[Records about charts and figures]
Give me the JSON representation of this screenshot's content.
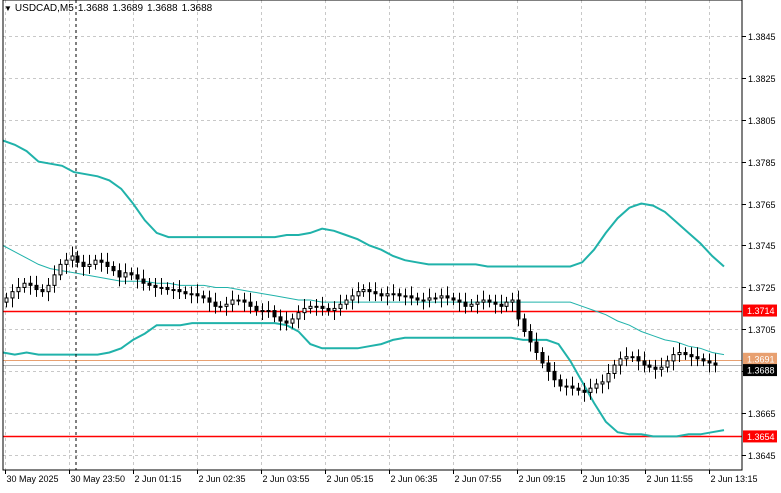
{
  "header": {
    "symbol": "USDCAD,M5",
    "ohlc": [
      "1.3688",
      "1.3689",
      "1.3688",
      "1.3688"
    ]
  },
  "colors": {
    "background": "#ffffff",
    "grid": "#c8c8c8",
    "candle": "#000000",
    "bollinger": "#20b2aa",
    "level_line": "#ff0000",
    "price_line": "#e8a070",
    "price_label_bg": "#000000",
    "level_label_bg": "#ff0000"
  },
  "chart_data": {
    "type": "candlestick",
    "instrument": "USDCAD",
    "timeframe": "M5",
    "ylim": [
      1.3638,
      1.3862
    ],
    "y_ticks": [
      "1.3845",
      "1.3825",
      "1.3805",
      "1.3785",
      "1.3765",
      "1.3745",
      "1.3725",
      "1.3705",
      "1.3685",
      "1.3665",
      "1.3645"
    ],
    "x_ticks": [
      "30 May 2025",
      "30 May 23:50",
      "2 Jun 01:15",
      "2 Jun 02:35",
      "2 Jun 03:55",
      "2 Jun 05:15",
      "2 Jun 06:35",
      "2 Jun 07:55",
      "2 Jun 09:15",
      "2 Jun 10:35",
      "2 Jun 11:55",
      "2 Jun 13:15"
    ],
    "levels": [
      {
        "label": "1.3714",
        "value": 1.3714
      },
      {
        "label": "1.3654",
        "value": 1.3654
      }
    ],
    "current_price": {
      "label": "1.3688",
      "value": 1.3688
    },
    "bid_label": "1.3691",
    "close_series": [
      1.372,
      1.3723,
      1.3725,
      1.3727,
      1.3726,
      1.3724,
      1.3723,
      1.3726,
      1.3731,
      1.3736,
      1.3738,
      1.374,
      1.3737,
      1.3735,
      1.3736,
      1.3738,
      1.3737,
      1.3735,
      1.3733,
      1.373,
      1.3732,
      1.3731,
      1.3729,
      1.3727,
      1.3726,
      1.3725,
      1.3725,
      1.3724,
      1.3724,
      1.3723,
      1.3722,
      1.3722,
      1.3721,
      1.372,
      1.3718,
      1.3716,
      1.3716,
      1.3717,
      1.3719,
      1.3719,
      1.3718,
      1.3716,
      1.3714,
      1.3714,
      1.3714,
      1.3711,
      1.3709,
      1.3708,
      1.371,
      1.3713,
      1.3715,
      1.3716,
      1.3716,
      1.3715,
      1.3714,
      1.3715,
      1.3717,
      1.3719,
      1.3721,
      1.3723,
      1.3724,
      1.3723,
      1.3722,
      1.3721,
      1.3722,
      1.3722,
      1.3721,
      1.3721,
      1.372,
      1.3719,
      1.3719,
      1.372,
      1.372,
      1.3721,
      1.372,
      1.3719,
      1.3718,
      1.3716,
      1.3717,
      1.3718,
      1.3719,
      1.3718,
      1.3717,
      1.3716,
      1.3718,
      1.3719,
      1.371,
      1.3704,
      1.3699,
      1.3694,
      1.3689,
      1.3685,
      1.3681,
      1.3678,
      1.3678,
      1.3677,
      1.3676,
      1.3675,
      1.3677,
      1.3679,
      1.368,
      1.3684,
      1.3688,
      1.3691,
      1.3692,
      1.3692,
      1.369,
      1.3688,
      1.3687,
      1.3686,
      1.3687,
      1.369,
      1.3693,
      1.3694,
      1.3693,
      1.3692,
      1.3691,
      1.369,
      1.3689,
      1.3688
    ],
    "bollinger_upper": [
      1.3795,
      1.3793,
      1.379,
      1.3785,
      1.3784,
      1.3783,
      1.378,
      1.3779,
      1.3778,
      1.3776,
      1.3772,
      1.3765,
      1.3757,
      1.3751,
      1.3749,
      1.3749,
      1.3749,
      1.3749,
      1.3749,
      1.3749,
      1.3749,
      1.3749,
      1.3749,
      1.3749,
      1.375,
      1.375,
      1.3751,
      1.3753,
      1.3752,
      1.375,
      1.3748,
      1.3745,
      1.3743,
      1.374,
      1.3738,
      1.3737,
      1.3736,
      1.3736,
      1.3736,
      1.3736,
      1.3736,
      1.3735,
      1.3735,
      1.3735,
      1.3735,
      1.3735,
      1.3735,
      1.3735,
      1.3735,
      1.3737,
      1.3743,
      1.3751,
      1.3758,
      1.3763,
      1.3765,
      1.3764,
      1.3761,
      1.3756,
      1.3751,
      1.3746,
      1.374,
      1.3735
    ],
    "bollinger_middle": [
      1.3745,
      1.3742,
      1.3739,
      1.3736,
      1.3734,
      1.3733,
      1.3732,
      1.3731,
      1.373,
      1.3729,
      1.3728,
      1.3728,
      1.3728,
      1.3727,
      1.3727,
      1.3726,
      1.3726,
      1.3726,
      1.3725,
      1.3725,
      1.3724,
      1.3723,
      1.3722,
      1.3721,
      1.372,
      1.3719,
      1.3719,
      1.3718,
      1.3718,
      1.3718,
      1.3718,
      1.3718,
      1.3718,
      1.3718,
      1.3718,
      1.3718,
      1.3718,
      1.3718,
      1.3718,
      1.3718,
      1.3718,
      1.3718,
      1.3718,
      1.3718,
      1.3718,
      1.3718,
      1.3718,
      1.3718,
      1.3718,
      1.3716,
      1.3714,
      1.3712,
      1.3709,
      1.3707,
      1.3704,
      1.3702,
      1.37,
      1.3699,
      1.3697,
      1.3696,
      1.3694,
      1.3693
    ],
    "bollinger_lower": [
      1.3694,
      1.3693,
      1.3694,
      1.3693,
      1.3693,
      1.3693,
      1.3693,
      1.3693,
      1.3693,
      1.3694,
      1.3696,
      1.37,
      1.3703,
      1.3707,
      1.3707,
      1.3707,
      1.3708,
      1.3708,
      1.3708,
      1.3708,
      1.3708,
      1.3708,
      1.3708,
      1.3708,
      1.3707,
      1.3704,
      1.3698,
      1.3696,
      1.3696,
      1.3696,
      1.3696,
      1.3697,
      1.3698,
      1.37,
      1.3701,
      1.3701,
      1.3701,
      1.3701,
      1.3701,
      1.3701,
      1.3701,
      1.3701,
      1.3701,
      1.3701,
      1.37,
      1.37,
      1.37,
      1.3698,
      1.369,
      1.368,
      1.367,
      1.3661,
      1.3656,
      1.3655,
      1.3655,
      1.3654,
      1.3654,
      1.3654,
      1.3655,
      1.3655,
      1.3656,
      1.3657
    ]
  }
}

## DIRECTIONS FOR THIS TASK
Omit each picture, then return all of the listing exactly as it stands.

## ANSWER TO THIS EXERCISE
Give me the JSON representation of this screenshot's content.
{
  "header": {
    "symbol": "USDCAD,M5",
    "ohlc": [
      "1.3688",
      "1.3689",
      "1.3688",
      "1.3688"
    ]
  },
  "colors": {
    "background": "#ffffff",
    "grid": "#c8c8c8",
    "candle": "#000000",
    "bollinger": "#20b2aa",
    "level_line": "#ff0000",
    "price_line": "#e8a070",
    "price_label_bg": "#000000",
    "level_label_bg": "#ff0000"
  },
  "chart_data": {
    "type": "candlestick",
    "instrument": "USDCAD",
    "timeframe": "M5",
    "ylim": [
      1.3638,
      1.3862
    ],
    "y_ticks": [
      "1.3845",
      "1.3825",
      "1.3805",
      "1.3785",
      "1.3765",
      "1.3745",
      "1.3725",
      "1.3705",
      "1.3685",
      "1.3665",
      "1.3645"
    ],
    "x_ticks": [
      "30 May 2025",
      "30 May 23:50",
      "2 Jun 01:15",
      "2 Jun 02:35",
      "2 Jun 03:55",
      "2 Jun 05:15",
      "2 Jun 06:35",
      "2 Jun 07:55",
      "2 Jun 09:15",
      "2 Jun 10:35",
      "2 Jun 11:55",
      "2 Jun 13:15"
    ],
    "levels": [
      {
        "label": "1.3714",
        "value": 1.3714
      },
      {
        "label": "1.3654",
        "value": 1.3654
      }
    ],
    "current_price": {
      "label": "1.3688",
      "value": 1.3688
    },
    "bid_label": "1.3691",
    "close_series": [
      1.372,
      1.3723,
      1.3725,
      1.3727,
      1.3726,
      1.3724,
      1.3723,
      1.3726,
      1.3731,
      1.3736,
      1.3738,
      1.374,
      1.3737,
      1.3735,
      1.3736,
      1.3738,
      1.3737,
      1.3735,
      1.3733,
      1.373,
      1.3732,
      1.3731,
      1.3729,
      1.3727,
      1.3726,
      1.3725,
      1.3725,
      1.3724,
      1.3724,
      1.3723,
      1.3722,
      1.3722,
      1.3721,
      1.372,
      1.3718,
      1.3716,
      1.3716,
      1.3717,
      1.3719,
      1.3719,
      1.3718,
      1.3716,
      1.3714,
      1.3714,
      1.3714,
      1.3711,
      1.3709,
      1.3708,
      1.371,
      1.3713,
      1.3715,
      1.3716,
      1.3716,
      1.3715,
      1.3714,
      1.3715,
      1.3717,
      1.3719,
      1.3721,
      1.3723,
      1.3724,
      1.3723,
      1.3722,
      1.3721,
      1.3722,
      1.3722,
      1.3721,
      1.3721,
      1.372,
      1.3719,
      1.3719,
      1.372,
      1.372,
      1.3721,
      1.372,
      1.3719,
      1.3718,
      1.3716,
      1.3717,
      1.3718,
      1.3719,
      1.3718,
      1.3717,
      1.3716,
      1.3718,
      1.3719,
      1.371,
      1.3704,
      1.3699,
      1.3694,
      1.3689,
      1.3685,
      1.3681,
      1.3678,
      1.3678,
      1.3677,
      1.3676,
      1.3675,
      1.3677,
      1.3679,
      1.368,
      1.3684,
      1.3688,
      1.3691,
      1.3692,
      1.3692,
      1.369,
      1.3688,
      1.3687,
      1.3686,
      1.3687,
      1.369,
      1.3693,
      1.3694,
      1.3693,
      1.3692,
      1.3691,
      1.369,
      1.3689,
      1.3688
    ],
    "bollinger_upper": [
      1.3795,
      1.3793,
      1.379,
      1.3785,
      1.3784,
      1.3783,
      1.378,
      1.3779,
      1.3778,
      1.3776,
      1.3772,
      1.3765,
      1.3757,
      1.3751,
      1.3749,
      1.3749,
      1.3749,
      1.3749,
      1.3749,
      1.3749,
      1.3749,
      1.3749,
      1.3749,
      1.3749,
      1.375,
      1.375,
      1.3751,
      1.3753,
      1.3752,
      1.375,
      1.3748,
      1.3745,
      1.3743,
      1.374,
      1.3738,
      1.3737,
      1.3736,
      1.3736,
      1.3736,
      1.3736,
      1.3736,
      1.3735,
      1.3735,
      1.3735,
      1.3735,
      1.3735,
      1.3735,
      1.3735,
      1.3735,
      1.3737,
      1.3743,
      1.3751,
      1.3758,
      1.3763,
      1.3765,
      1.3764,
      1.3761,
      1.3756,
      1.3751,
      1.3746,
      1.374,
      1.3735
    ],
    "bollinger_middle": [
      1.3745,
      1.3742,
      1.3739,
      1.3736,
      1.3734,
      1.3733,
      1.3732,
      1.3731,
      1.373,
      1.3729,
      1.3728,
      1.3728,
      1.3728,
      1.3727,
      1.3727,
      1.3726,
      1.3726,
      1.3726,
      1.3725,
      1.3725,
      1.3724,
      1.3723,
      1.3722,
      1.3721,
      1.372,
      1.3719,
      1.3719,
      1.3718,
      1.3718,
      1.3718,
      1.3718,
      1.3718,
      1.3718,
      1.3718,
      1.3718,
      1.3718,
      1.3718,
      1.3718,
      1.3718,
      1.3718,
      1.3718,
      1.3718,
      1.3718,
      1.3718,
      1.3718,
      1.3718,
      1.3718,
      1.3718,
      1.3718,
      1.3716,
      1.3714,
      1.3712,
      1.3709,
      1.3707,
      1.3704,
      1.3702,
      1.37,
      1.3699,
      1.3697,
      1.3696,
      1.3694,
      1.3693
    ],
    "bollinger_lower": [
      1.3694,
      1.3693,
      1.3694,
      1.3693,
      1.3693,
      1.3693,
      1.3693,
      1.3693,
      1.3693,
      1.3694,
      1.3696,
      1.37,
      1.3703,
      1.3707,
      1.3707,
      1.3707,
      1.3708,
      1.3708,
      1.3708,
      1.3708,
      1.3708,
      1.3708,
      1.3708,
      1.3708,
      1.3707,
      1.3704,
      1.3698,
      1.3696,
      1.3696,
      1.3696,
      1.3696,
      1.3697,
      1.3698,
      1.37,
      1.3701,
      1.3701,
      1.3701,
      1.3701,
      1.3701,
      1.3701,
      1.3701,
      1.3701,
      1.3701,
      1.3701,
      1.37,
      1.37,
      1.37,
      1.3698,
      1.369,
      1.368,
      1.367,
      1.3661,
      1.3656,
      1.3655,
      1.3655,
      1.3654,
      1.3654,
      1.3654,
      1.3655,
      1.3655,
      1.3656,
      1.3657
    ]
  }
}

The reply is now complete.